• **To be done**:
Output every line of the material exactly, omitting images.

* * * * *

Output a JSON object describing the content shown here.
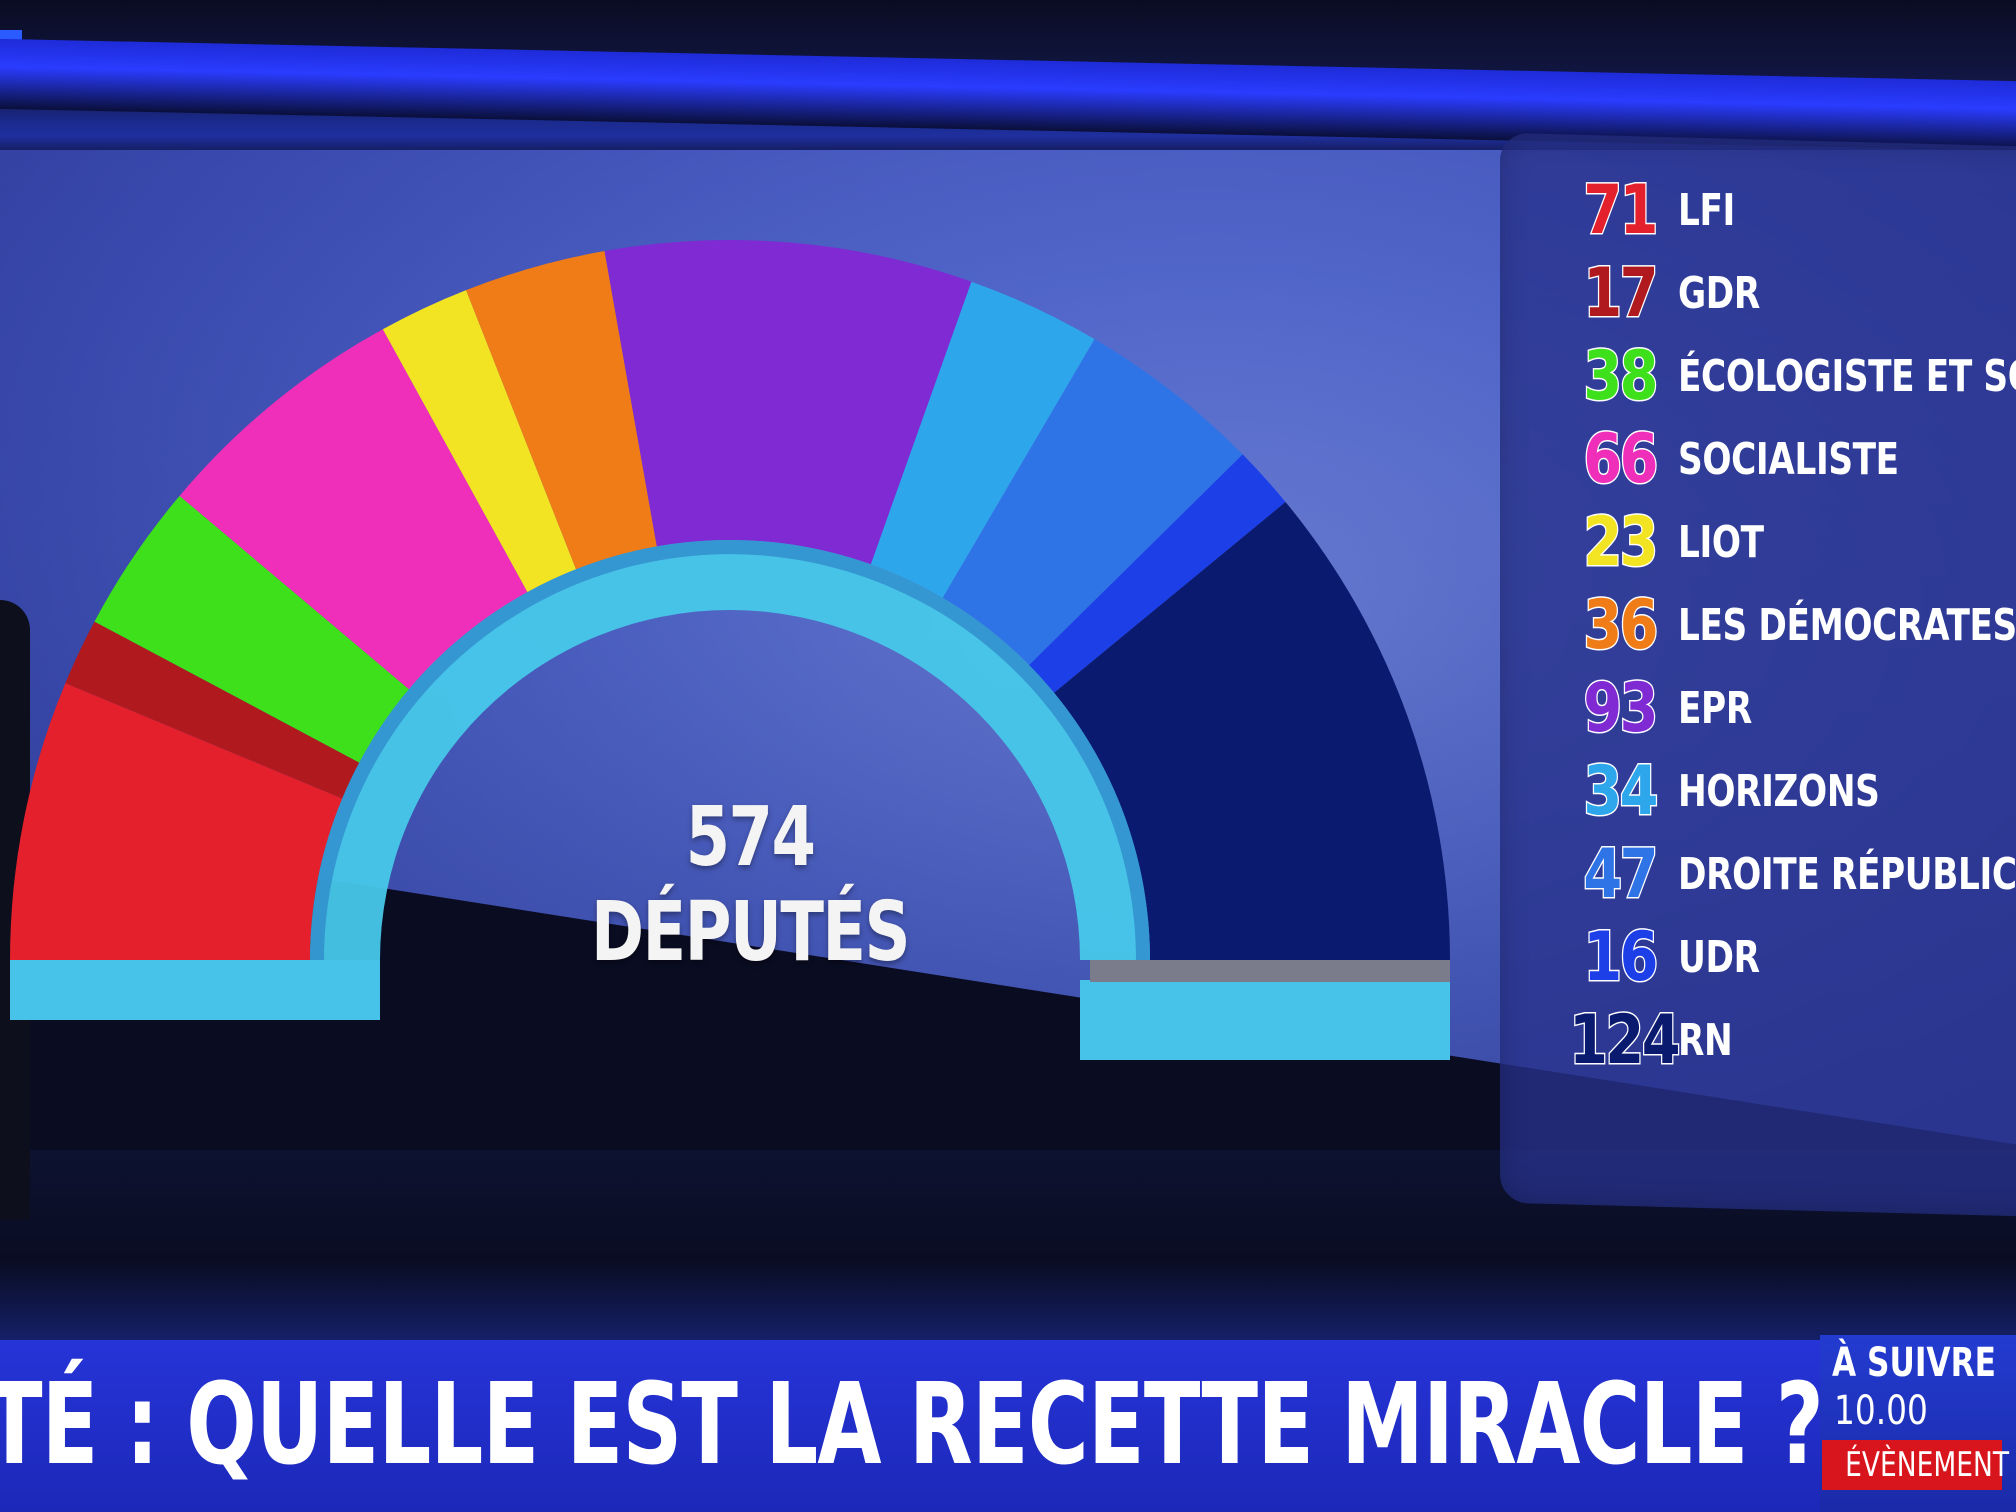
{
  "colors": {
    "screen_bg": "#5267cc",
    "ticker_bg": "#2634d8",
    "tag_red": "#d8141c"
  },
  "center_label": "574 DÉPUTÉS",
  "ticker": {
    "headline": "TÉ : QUELLE EST LA RECETTE MIRACLE ?",
    "next_title": "À SUIVRE",
    "next_time": "10.00",
    "next_tag": "ÉVÈNEMENT"
  },
  "chart_data": {
    "type": "pie",
    "subtype": "hemicycle",
    "title": "574 DÉPUTÉS",
    "total": 574,
    "legend_placement": "right",
    "series": [
      {
        "name": "LFI",
        "value": 71,
        "color": "#e3202b"
      },
      {
        "name": "GDR",
        "value": 17,
        "color": "#b01a1f"
      },
      {
        "name": "ÉCOLOGISTE ET SO",
        "value": 38,
        "color": "#3ee01c"
      },
      {
        "name": "SOCIALISTE",
        "value": 66,
        "color": "#ef2fb9"
      },
      {
        "name": "LIOT",
        "value": 23,
        "color": "#f2e323"
      },
      {
        "name": "LES DÉMOCRATES",
        "value": 36,
        "color": "#f07c17"
      },
      {
        "name": "EPR",
        "value": 93,
        "color": "#7f2ad3"
      },
      {
        "name": "HORIZONS",
        "value": 34,
        "color": "#2ea6ec"
      },
      {
        "name": "DROITE RÉPUBLIC",
        "value": 47,
        "color": "#2f74e6"
      },
      {
        "name": "UDR",
        "value": 16,
        "color": "#1c3fe8"
      },
      {
        "name": "RN",
        "value": 124,
        "color": "#0a1a6e"
      }
    ]
  }
}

* * * * *

• **Finished exercise**:
Output a JSON object describing the content shown here.
{
  "colors": {
    "screen_bg": "#5267cc",
    "ticker_bg": "#2634d8",
    "tag_red": "#d8141c"
  },
  "center_label": "574 DÉPUTÉS",
  "ticker": {
    "headline": "TÉ : QUELLE EST LA RECETTE MIRACLE ?",
    "next_title": "À SUIVRE",
    "next_time": "10.00",
    "next_tag": "ÉVÈNEMENT"
  },
  "chart_data": {
    "type": "pie",
    "subtype": "hemicycle",
    "title": "574 DÉPUTÉS",
    "total": 574,
    "legend_placement": "right",
    "series": [
      {
        "name": "LFI",
        "value": 71,
        "color": "#e3202b"
      },
      {
        "name": "GDR",
        "value": 17,
        "color": "#b01a1f"
      },
      {
        "name": "ÉCOLOGISTE ET SO",
        "value": 38,
        "color": "#3ee01c"
      },
      {
        "name": "SOCIALISTE",
        "value": 66,
        "color": "#ef2fb9"
      },
      {
        "name": "LIOT",
        "value": 23,
        "color": "#f2e323"
      },
      {
        "name": "LES DÉMOCRATES",
        "value": 36,
        "color": "#f07c17"
      },
      {
        "name": "EPR",
        "value": 93,
        "color": "#7f2ad3"
      },
      {
        "name": "HORIZONS",
        "value": 34,
        "color": "#2ea6ec"
      },
      {
        "name": "DROITE RÉPUBLIC",
        "value": 47,
        "color": "#2f74e6"
      },
      {
        "name": "UDR",
        "value": 16,
        "color": "#1c3fe8"
      },
      {
        "name": "RN",
        "value": 124,
        "color": "#0a1a6e"
      }
    ]
  }
}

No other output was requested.